• TASK OBJECTIVE
Return each line holding the string "subtitle".

Entries from a dataset:
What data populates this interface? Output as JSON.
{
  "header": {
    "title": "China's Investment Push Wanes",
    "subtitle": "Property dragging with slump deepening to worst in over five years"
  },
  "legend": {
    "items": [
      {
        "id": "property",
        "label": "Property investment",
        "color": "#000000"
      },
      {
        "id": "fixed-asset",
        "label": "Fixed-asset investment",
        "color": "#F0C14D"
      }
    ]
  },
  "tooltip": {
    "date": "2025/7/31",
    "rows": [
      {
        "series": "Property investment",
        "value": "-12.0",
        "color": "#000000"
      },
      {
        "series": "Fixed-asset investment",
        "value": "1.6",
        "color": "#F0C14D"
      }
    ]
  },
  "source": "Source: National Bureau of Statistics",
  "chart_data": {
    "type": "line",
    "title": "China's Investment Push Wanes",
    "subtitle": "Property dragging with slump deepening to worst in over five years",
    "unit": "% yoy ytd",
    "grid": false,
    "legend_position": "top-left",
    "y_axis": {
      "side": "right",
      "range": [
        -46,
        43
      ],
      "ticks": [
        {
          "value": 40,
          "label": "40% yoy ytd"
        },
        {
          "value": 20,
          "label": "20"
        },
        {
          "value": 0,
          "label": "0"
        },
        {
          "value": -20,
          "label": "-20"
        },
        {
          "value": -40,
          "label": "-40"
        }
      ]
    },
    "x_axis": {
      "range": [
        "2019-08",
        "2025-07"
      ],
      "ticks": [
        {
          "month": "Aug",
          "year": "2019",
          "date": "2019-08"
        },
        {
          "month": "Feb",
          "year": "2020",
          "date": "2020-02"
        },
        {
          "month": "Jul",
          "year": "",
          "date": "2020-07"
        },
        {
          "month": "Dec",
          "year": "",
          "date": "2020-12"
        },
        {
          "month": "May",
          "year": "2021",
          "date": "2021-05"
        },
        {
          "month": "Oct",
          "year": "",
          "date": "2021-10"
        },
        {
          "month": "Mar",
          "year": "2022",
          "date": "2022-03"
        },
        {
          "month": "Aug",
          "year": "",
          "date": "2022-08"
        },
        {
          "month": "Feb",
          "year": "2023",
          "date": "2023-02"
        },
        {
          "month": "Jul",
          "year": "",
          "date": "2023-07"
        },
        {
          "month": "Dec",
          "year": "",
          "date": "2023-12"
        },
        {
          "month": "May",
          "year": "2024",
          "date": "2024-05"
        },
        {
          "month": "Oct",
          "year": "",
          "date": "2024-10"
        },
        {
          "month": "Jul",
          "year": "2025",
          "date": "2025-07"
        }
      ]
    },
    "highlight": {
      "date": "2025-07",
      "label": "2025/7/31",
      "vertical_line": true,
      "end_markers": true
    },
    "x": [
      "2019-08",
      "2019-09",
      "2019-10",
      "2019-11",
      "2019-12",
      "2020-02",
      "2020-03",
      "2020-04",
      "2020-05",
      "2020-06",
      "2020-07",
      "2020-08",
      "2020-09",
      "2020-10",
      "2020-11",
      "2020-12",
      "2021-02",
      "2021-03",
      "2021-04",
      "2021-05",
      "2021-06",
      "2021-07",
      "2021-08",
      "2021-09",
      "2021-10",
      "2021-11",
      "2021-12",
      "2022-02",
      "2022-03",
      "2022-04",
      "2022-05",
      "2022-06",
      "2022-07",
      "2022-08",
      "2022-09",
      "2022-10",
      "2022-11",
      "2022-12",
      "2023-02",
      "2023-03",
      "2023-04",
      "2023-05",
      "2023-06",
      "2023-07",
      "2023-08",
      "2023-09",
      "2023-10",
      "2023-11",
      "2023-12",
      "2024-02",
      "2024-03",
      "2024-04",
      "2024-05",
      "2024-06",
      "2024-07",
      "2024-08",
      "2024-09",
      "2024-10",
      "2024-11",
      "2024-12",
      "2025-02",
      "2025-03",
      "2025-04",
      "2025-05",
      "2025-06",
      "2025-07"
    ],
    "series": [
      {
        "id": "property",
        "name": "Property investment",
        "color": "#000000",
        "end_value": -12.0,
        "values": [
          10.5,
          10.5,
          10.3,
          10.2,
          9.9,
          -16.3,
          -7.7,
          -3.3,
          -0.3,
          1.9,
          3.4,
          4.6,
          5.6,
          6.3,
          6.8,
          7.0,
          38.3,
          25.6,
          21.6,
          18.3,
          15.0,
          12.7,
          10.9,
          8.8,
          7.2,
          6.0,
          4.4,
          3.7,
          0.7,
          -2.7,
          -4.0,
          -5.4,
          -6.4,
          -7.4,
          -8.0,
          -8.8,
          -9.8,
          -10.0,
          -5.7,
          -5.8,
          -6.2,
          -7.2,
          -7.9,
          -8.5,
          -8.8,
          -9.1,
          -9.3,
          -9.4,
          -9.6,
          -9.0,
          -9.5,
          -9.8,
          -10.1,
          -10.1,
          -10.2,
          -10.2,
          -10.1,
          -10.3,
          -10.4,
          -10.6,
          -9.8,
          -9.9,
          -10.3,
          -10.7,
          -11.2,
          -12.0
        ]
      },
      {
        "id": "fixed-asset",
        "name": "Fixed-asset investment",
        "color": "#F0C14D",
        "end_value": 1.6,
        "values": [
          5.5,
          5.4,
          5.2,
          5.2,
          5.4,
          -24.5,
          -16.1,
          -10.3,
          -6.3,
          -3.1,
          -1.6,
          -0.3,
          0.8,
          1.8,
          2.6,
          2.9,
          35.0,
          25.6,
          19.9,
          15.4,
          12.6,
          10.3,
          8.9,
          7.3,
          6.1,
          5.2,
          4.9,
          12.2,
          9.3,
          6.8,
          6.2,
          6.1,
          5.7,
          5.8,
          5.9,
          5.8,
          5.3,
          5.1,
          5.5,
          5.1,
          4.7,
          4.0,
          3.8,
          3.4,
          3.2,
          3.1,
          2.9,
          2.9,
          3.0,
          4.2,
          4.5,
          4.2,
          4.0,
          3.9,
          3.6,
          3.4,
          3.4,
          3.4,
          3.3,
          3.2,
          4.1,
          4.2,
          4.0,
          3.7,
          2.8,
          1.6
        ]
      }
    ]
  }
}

• FULL SOLUTION
    "subtitle": "Property dragging with slump deepening to worst in over five years"
    "subtitle": "Property dragging with slump deepening to worst in over five years",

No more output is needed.